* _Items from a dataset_
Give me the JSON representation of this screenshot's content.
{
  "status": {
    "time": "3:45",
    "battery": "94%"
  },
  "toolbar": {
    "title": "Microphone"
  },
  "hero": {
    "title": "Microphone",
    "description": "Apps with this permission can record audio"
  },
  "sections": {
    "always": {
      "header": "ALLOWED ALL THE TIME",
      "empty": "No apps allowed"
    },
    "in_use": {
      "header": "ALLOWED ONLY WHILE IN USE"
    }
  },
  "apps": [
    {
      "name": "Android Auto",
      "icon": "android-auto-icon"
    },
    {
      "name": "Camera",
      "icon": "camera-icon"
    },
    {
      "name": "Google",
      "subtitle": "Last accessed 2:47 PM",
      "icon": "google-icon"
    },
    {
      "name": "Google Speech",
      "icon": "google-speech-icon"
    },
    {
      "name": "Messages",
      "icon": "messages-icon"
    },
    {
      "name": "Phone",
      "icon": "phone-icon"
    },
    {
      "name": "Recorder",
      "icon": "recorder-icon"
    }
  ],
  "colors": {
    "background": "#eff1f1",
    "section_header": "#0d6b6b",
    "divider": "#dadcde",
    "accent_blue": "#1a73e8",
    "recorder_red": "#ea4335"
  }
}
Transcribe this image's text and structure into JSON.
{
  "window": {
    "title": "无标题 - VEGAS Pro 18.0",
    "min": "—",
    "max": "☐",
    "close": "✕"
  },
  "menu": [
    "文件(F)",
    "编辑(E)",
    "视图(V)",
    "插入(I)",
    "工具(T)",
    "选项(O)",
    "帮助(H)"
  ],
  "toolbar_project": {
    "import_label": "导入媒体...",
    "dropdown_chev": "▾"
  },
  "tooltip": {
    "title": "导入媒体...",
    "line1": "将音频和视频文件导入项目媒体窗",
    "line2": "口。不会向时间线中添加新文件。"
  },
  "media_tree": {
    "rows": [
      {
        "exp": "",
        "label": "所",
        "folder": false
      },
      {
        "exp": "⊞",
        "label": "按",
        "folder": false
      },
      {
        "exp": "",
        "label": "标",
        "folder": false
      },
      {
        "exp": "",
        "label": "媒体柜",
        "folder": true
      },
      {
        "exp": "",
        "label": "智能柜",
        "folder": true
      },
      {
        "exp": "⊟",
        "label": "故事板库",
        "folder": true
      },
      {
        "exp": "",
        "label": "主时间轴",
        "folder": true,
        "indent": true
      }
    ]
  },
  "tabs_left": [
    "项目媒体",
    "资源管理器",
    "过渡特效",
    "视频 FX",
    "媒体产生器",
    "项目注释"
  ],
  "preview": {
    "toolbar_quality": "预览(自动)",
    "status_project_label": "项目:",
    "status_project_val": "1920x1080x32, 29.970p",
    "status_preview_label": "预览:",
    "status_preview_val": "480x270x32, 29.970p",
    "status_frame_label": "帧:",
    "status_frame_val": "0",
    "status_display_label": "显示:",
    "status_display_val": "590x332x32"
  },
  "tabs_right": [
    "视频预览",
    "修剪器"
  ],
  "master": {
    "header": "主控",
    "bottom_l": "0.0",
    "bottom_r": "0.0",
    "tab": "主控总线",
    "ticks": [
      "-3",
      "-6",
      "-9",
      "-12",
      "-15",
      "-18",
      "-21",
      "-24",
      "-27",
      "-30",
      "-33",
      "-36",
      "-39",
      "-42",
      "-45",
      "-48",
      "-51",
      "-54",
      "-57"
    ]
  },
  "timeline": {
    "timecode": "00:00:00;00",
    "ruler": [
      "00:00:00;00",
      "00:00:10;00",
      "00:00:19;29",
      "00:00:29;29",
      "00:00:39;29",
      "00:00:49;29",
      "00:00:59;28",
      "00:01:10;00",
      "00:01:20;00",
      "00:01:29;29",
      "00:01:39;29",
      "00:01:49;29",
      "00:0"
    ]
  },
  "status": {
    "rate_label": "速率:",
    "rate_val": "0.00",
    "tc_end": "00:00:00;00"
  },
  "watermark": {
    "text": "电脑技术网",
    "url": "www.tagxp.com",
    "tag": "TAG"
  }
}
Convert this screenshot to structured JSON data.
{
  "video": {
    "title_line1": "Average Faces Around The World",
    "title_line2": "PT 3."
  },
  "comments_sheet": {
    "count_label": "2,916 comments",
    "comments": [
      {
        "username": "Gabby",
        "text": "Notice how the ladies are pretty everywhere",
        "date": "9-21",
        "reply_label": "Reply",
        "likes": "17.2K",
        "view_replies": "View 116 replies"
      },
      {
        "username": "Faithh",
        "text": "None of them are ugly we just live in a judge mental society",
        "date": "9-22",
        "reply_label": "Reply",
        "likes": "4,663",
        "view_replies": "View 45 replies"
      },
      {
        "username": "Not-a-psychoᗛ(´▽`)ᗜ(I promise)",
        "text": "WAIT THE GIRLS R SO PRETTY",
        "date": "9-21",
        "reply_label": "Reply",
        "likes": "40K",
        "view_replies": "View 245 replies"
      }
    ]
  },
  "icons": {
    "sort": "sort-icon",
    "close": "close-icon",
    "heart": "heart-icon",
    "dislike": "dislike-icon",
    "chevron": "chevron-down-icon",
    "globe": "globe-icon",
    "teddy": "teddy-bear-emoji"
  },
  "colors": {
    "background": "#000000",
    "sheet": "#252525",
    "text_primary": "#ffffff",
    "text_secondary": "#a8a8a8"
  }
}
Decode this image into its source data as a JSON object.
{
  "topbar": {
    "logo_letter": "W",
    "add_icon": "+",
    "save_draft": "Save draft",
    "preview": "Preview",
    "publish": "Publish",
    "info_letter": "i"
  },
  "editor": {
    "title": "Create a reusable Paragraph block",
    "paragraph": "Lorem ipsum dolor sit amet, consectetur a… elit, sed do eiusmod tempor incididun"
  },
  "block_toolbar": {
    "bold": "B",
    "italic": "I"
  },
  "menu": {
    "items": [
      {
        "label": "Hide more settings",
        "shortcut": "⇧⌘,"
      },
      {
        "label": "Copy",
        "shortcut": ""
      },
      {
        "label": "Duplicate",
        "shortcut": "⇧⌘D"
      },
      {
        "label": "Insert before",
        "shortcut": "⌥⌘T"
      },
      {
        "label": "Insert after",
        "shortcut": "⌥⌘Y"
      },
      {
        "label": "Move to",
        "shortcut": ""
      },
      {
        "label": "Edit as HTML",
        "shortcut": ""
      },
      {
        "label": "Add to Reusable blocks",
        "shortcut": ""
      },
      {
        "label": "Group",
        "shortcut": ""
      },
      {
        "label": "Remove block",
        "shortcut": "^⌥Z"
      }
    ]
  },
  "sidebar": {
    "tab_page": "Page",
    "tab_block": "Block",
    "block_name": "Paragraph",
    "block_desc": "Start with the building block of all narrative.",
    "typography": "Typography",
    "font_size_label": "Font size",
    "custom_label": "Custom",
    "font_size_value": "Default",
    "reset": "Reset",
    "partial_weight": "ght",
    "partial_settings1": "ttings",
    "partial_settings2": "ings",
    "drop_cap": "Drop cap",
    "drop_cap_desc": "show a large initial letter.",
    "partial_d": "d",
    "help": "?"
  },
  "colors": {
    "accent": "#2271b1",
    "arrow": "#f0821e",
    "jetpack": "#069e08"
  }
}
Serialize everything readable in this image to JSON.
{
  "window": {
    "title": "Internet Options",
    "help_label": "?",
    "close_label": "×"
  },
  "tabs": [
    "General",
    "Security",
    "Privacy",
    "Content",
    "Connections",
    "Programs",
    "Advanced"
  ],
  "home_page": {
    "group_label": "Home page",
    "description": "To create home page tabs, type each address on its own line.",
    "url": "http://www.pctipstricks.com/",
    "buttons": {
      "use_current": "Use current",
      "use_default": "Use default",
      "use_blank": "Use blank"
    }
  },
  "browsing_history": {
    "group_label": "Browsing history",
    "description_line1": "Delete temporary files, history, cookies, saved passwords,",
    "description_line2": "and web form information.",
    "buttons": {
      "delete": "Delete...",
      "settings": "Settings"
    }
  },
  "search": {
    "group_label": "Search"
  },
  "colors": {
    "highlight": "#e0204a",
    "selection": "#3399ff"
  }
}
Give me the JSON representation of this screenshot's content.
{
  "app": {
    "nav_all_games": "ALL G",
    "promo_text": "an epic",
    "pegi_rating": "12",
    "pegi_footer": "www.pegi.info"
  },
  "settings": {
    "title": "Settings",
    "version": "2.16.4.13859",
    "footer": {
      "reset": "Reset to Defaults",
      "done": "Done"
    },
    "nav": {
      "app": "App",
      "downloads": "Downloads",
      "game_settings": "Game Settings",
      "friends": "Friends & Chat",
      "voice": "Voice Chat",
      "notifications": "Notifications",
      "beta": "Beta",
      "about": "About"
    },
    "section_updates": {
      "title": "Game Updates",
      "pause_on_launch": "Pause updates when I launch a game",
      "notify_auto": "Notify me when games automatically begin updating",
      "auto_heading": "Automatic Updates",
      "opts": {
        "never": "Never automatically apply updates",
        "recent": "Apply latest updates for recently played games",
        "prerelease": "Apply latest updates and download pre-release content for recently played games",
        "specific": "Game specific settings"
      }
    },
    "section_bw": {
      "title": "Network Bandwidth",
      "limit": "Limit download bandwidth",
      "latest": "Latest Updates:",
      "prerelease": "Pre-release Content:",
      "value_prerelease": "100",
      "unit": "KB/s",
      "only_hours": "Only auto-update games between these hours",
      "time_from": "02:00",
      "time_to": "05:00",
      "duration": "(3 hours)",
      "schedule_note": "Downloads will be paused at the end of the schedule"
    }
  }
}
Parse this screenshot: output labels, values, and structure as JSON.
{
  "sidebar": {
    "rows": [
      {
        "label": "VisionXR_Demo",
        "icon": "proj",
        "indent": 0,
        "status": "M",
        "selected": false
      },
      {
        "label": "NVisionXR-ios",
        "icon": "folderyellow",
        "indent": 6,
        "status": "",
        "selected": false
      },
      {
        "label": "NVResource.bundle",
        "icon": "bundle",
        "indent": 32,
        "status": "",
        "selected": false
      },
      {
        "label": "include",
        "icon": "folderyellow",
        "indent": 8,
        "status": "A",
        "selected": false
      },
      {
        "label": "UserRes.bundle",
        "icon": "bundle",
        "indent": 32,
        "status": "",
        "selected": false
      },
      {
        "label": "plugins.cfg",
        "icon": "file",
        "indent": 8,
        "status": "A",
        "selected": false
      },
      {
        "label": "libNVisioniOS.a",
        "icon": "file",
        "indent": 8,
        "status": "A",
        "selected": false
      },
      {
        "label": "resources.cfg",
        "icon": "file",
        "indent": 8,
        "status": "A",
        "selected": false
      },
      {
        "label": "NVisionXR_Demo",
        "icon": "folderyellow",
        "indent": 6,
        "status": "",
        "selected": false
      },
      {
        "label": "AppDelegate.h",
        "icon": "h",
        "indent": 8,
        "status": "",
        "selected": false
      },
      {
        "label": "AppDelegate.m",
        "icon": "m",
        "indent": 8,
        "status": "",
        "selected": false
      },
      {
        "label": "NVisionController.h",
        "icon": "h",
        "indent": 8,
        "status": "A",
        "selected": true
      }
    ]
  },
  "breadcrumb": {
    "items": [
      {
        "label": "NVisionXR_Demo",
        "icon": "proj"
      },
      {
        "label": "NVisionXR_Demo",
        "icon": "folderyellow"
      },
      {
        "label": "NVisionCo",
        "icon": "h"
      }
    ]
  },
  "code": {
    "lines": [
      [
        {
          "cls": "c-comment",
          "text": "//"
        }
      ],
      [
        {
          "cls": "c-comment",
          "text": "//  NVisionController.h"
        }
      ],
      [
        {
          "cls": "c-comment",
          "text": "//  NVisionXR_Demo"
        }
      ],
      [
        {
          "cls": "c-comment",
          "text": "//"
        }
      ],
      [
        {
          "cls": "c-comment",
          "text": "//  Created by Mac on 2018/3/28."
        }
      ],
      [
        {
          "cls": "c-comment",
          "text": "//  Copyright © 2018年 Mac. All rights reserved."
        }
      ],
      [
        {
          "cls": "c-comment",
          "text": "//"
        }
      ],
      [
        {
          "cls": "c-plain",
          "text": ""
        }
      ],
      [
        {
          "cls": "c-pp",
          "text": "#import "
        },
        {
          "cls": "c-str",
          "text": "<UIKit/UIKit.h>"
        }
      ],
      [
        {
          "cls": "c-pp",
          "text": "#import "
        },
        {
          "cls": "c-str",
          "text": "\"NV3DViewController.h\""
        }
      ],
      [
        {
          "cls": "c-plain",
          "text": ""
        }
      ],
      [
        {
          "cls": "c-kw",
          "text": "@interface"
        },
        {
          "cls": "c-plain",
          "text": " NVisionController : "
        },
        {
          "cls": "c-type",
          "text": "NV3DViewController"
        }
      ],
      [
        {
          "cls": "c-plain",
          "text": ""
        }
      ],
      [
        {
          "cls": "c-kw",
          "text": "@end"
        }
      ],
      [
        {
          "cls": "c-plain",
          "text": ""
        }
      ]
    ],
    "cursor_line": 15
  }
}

* _Task to complete_
Copy out each line in the preceding records that contains "Reset".

* _Complete answer_
    "reset": "Reset",
      "reset": "Reset to Defaults",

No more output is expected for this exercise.